__DATA EXTRACT__:
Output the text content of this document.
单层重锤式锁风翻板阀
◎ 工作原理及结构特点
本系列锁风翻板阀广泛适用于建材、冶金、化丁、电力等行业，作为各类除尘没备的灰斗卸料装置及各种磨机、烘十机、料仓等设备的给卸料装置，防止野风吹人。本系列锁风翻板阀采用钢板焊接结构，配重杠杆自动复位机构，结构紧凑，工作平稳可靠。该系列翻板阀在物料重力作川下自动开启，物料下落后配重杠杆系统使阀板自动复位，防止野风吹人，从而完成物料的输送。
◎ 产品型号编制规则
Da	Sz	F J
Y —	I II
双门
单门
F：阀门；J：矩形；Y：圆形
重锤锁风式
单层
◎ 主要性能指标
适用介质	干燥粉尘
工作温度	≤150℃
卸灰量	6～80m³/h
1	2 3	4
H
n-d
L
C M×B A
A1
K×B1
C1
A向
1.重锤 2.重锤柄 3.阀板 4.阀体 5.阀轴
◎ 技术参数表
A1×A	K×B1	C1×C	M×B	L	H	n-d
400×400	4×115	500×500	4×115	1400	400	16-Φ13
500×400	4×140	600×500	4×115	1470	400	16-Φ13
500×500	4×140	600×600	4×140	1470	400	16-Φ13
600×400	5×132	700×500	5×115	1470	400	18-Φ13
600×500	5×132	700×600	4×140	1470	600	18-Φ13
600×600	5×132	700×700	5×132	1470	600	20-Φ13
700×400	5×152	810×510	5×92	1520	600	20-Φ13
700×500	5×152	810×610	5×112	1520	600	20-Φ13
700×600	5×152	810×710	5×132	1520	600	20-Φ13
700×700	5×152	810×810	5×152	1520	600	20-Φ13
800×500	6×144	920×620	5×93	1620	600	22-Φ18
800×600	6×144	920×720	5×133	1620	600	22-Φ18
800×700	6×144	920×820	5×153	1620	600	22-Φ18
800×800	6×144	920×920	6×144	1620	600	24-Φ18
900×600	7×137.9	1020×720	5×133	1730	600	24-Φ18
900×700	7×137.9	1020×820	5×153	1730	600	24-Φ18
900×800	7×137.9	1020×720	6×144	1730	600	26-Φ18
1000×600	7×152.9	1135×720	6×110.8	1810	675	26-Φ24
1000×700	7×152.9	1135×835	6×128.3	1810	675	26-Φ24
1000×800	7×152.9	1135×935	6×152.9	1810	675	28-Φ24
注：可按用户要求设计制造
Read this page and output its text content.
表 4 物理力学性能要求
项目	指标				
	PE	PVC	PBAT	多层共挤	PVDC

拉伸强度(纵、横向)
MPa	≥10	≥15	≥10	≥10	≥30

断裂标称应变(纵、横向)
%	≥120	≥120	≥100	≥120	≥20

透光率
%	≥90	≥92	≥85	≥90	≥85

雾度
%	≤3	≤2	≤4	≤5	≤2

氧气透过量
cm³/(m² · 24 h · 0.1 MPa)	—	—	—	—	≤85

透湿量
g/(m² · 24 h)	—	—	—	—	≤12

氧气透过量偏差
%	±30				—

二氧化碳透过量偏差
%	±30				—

---

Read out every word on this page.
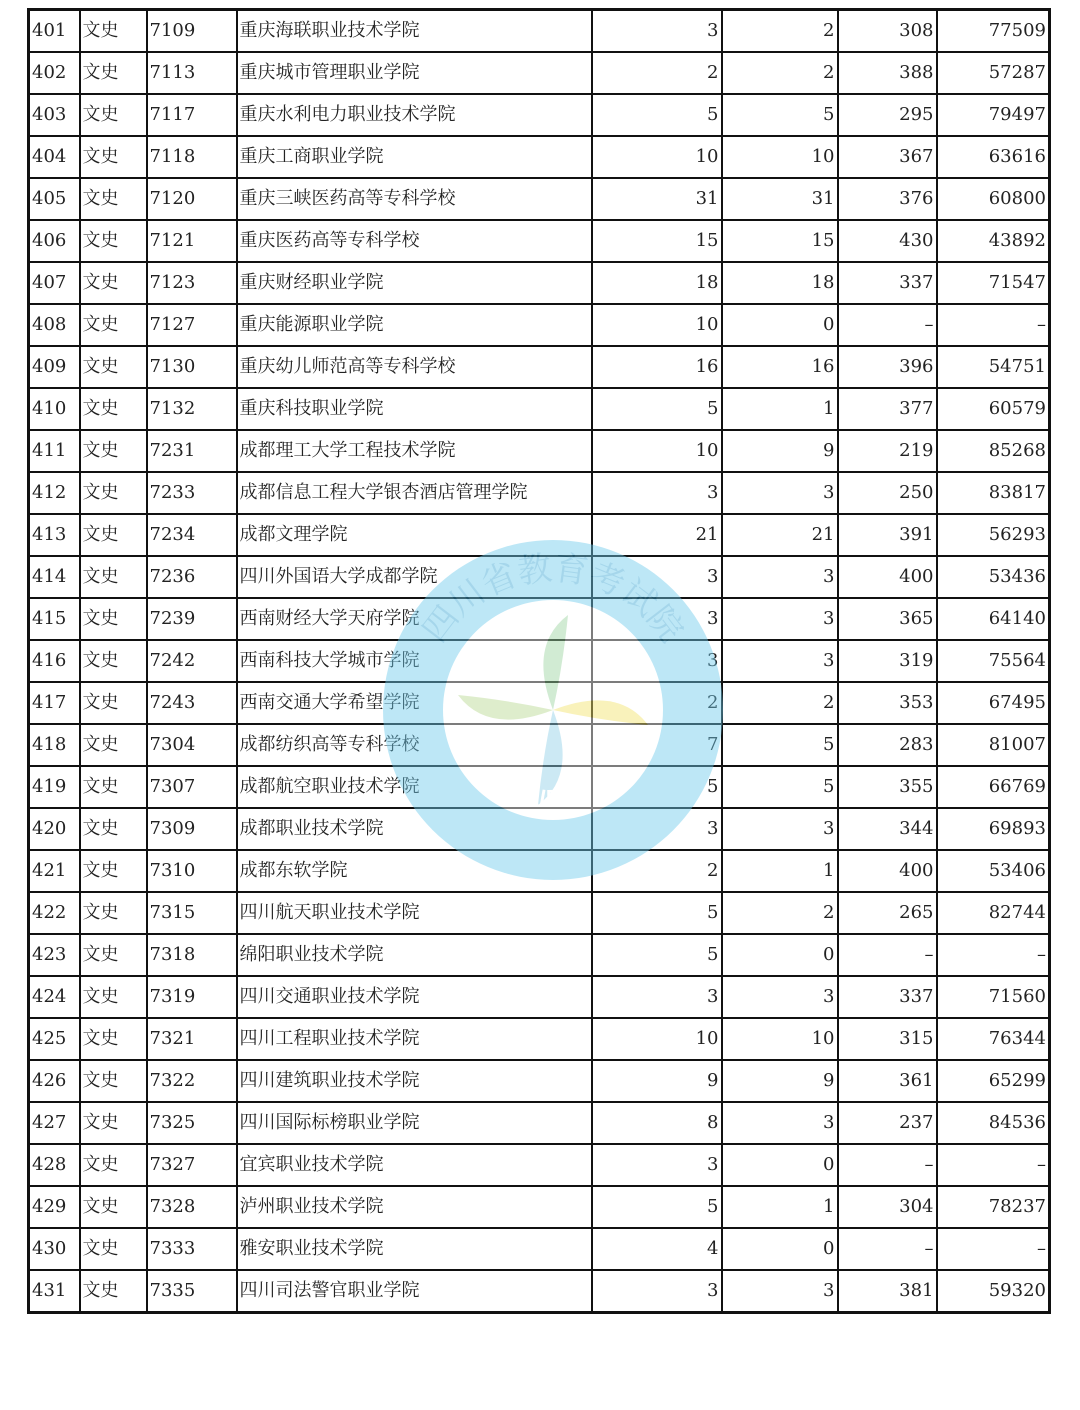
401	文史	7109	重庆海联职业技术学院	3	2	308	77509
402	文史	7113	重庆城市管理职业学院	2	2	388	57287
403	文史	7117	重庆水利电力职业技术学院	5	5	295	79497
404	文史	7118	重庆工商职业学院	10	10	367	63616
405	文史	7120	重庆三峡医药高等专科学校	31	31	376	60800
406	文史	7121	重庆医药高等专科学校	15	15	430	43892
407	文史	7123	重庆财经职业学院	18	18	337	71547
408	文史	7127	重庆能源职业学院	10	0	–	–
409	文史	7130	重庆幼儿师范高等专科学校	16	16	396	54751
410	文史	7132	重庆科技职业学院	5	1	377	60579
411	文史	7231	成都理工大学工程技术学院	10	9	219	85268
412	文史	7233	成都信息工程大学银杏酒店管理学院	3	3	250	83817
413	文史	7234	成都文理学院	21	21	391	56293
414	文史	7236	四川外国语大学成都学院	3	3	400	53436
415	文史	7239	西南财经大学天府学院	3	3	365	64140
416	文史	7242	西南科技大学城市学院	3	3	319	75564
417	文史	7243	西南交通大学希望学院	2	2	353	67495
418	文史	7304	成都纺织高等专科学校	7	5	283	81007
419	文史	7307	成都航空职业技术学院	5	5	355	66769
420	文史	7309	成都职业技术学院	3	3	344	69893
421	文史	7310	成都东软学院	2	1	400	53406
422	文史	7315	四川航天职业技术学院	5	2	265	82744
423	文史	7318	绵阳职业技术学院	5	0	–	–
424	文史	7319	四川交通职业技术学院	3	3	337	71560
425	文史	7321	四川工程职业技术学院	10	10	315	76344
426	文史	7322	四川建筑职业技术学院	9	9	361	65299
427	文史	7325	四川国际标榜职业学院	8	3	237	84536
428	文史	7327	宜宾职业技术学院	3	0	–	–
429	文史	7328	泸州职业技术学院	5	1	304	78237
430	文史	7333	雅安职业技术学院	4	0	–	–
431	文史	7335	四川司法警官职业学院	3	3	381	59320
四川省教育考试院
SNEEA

__WRITTEN INSTRUCTION__: Scan the material line by line and report each one that contains "text".

__RESPONSE TO THE EXERCISE__:
Output the text content of this document.
Read this page and output its text content.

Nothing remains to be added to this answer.